* EXERCISE:
Every record must be repeated exactly; omit any pictures they contain.
#### RECORDS ####
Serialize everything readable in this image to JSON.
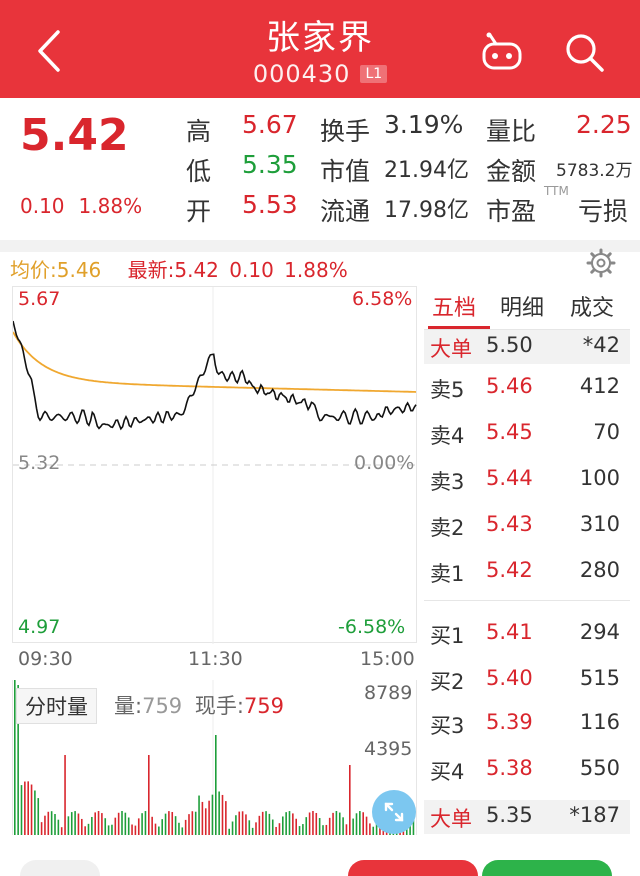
{
  "header": {
    "title": "张家界",
    "code": "000430",
    "badge": "L1"
  },
  "quote": {
    "price": "5.42",
    "change": "0.10",
    "change_pct": "1.88%",
    "high_label": "高",
    "high": "5.67",
    "low_label": "低",
    "low": "5.35",
    "open_label": "开",
    "open": "5.53",
    "turnover_label": "换手",
    "turnover": "3.19%",
    "mcap_label": "市值",
    "mcap": "21.94亿",
    "float_label": "流通",
    "float": "17.98亿",
    "volratio_label": "量比",
    "volratio": "2.25",
    "amount_label": "金额",
    "amount": "5783.2万",
    "pe_label": "市盈",
    "pe_sup": "TTM",
    "pe": "亏损"
  },
  "intraday": {
    "avg_label": "均价:5.46",
    "latest_label": "最新:5.42",
    "latest_change": "0.10",
    "latest_pct": "1.88%",
    "y_top": "5.67",
    "y_mid": "5.32",
    "y_bot": "4.97",
    "pct_top": "6.58%",
    "pct_mid": "0.00%",
    "pct_bot": "-6.58%",
    "t_start": "09:30",
    "t_mid": "11:30",
    "t_end": "15:00"
  },
  "volume": {
    "tab": "分时量",
    "vol_label": "量:",
    "vol_value": "759",
    "hand_label": "现手:",
    "hand_value": "759",
    "max": "8789",
    "mid": "4395"
  },
  "orderbook": {
    "tabs": [
      "五档",
      "明细",
      "成交"
    ],
    "big_sell": {
      "label": "大单",
      "price": "5.50",
      "vol": "*42"
    },
    "sells": [
      {
        "name": "卖5",
        "price": "5.46",
        "vol": "412"
      },
      {
        "name": "卖4",
        "price": "5.45",
        "vol": "70"
      },
      {
        "name": "卖3",
        "price": "5.44",
        "vol": "100"
      },
      {
        "name": "卖2",
        "price": "5.43",
        "vol": "310"
      },
      {
        "name": "卖1",
        "price": "5.42",
        "vol": "280"
      }
    ],
    "buys": [
      {
        "name": "买1",
        "price": "5.41",
        "vol": "294"
      },
      {
        "name": "买2",
        "price": "5.40",
        "vol": "515"
      },
      {
        "name": "买3",
        "price": "5.39",
        "vol": "116"
      },
      {
        "name": "买4",
        "price": "5.38",
        "vol": "550"
      }
    ],
    "big_buy": {
      "label": "大单",
      "price": "5.35",
      "vol": "*187"
    }
  },
  "colors": {
    "header": "#e8343b",
    "up": "#d9262d",
    "down": "#1e9e3a",
    "avg": "#f0a830"
  }
}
####
* ANSWER:
Serialize everything readable in this image to JSON.
{
  "header": {
    "title": "张家界",
    "code": "000430",
    "badge": "L1"
  },
  "quote": {
    "price": "5.42",
    "change": "0.10",
    "change_pct": "1.88%",
    "high_label": "高",
    "high": "5.67",
    "low_label": "低",
    "low": "5.35",
    "open_label": "开",
    "open": "5.53",
    "turnover_label": "换手",
    "turnover": "3.19%",
    "mcap_label": "市值",
    "mcap": "21.94亿",
    "float_label": "流通",
    "float": "17.98亿",
    "volratio_label": "量比",
    "volratio": "2.25",
    "amount_label": "金额",
    "amount": "5783.2万",
    "pe_label": "市盈",
    "pe_sup": "TTM",
    "pe": "亏损"
  },
  "intraday": {
    "avg_label": "均价:5.46",
    "latest_label": "最新:5.42",
    "latest_change": "0.10",
    "latest_pct": "1.88%",
    "y_top": "5.67",
    "y_mid": "5.32",
    "y_bot": "4.97",
    "pct_top": "6.58%",
    "pct_mid": "0.00%",
    "pct_bot": "-6.58%",
    "t_start": "09:30",
    "t_mid": "11:30",
    "t_end": "15:00"
  },
  "volume": {
    "tab": "分时量",
    "vol_label": "量:",
    "vol_value": "759",
    "hand_label": "现手:",
    "hand_value": "759",
    "max": "8789",
    "mid": "4395"
  },
  "orderbook": {
    "tabs": [
      "五档",
      "明细",
      "成交"
    ],
    "big_sell": {
      "label": "大单",
      "price": "5.50",
      "vol": "*42"
    },
    "sells": [
      {
        "name": "卖5",
        "price": "5.46",
        "vol": "412"
      },
      {
        "name": "卖4",
        "price": "5.45",
        "vol": "70"
      },
      {
        "name": "卖3",
        "price": "5.44",
        "vol": "100"
      },
      {
        "name": "卖2",
        "price": "5.43",
        "vol": "310"
      },
      {
        "name": "卖1",
        "price": "5.42",
        "vol": "280"
      }
    ],
    "buys": [
      {
        "name": "买1",
        "price": "5.41",
        "vol": "294"
      },
      {
        "name": "买2",
        "price": "5.40",
        "vol": "515"
      },
      {
        "name": "买3",
        "price": "5.39",
        "vol": "116"
      },
      {
        "name": "买4",
        "price": "5.38",
        "vol": "550"
      }
    ],
    "big_buy": {
      "label": "大单",
      "price": "5.35",
      "vol": "*187"
    }
  },
  "colors": {
    "header": "#e8343b",
    "up": "#d9262d",
    "down": "#1e9e3a",
    "avg": "#f0a830"
  }
}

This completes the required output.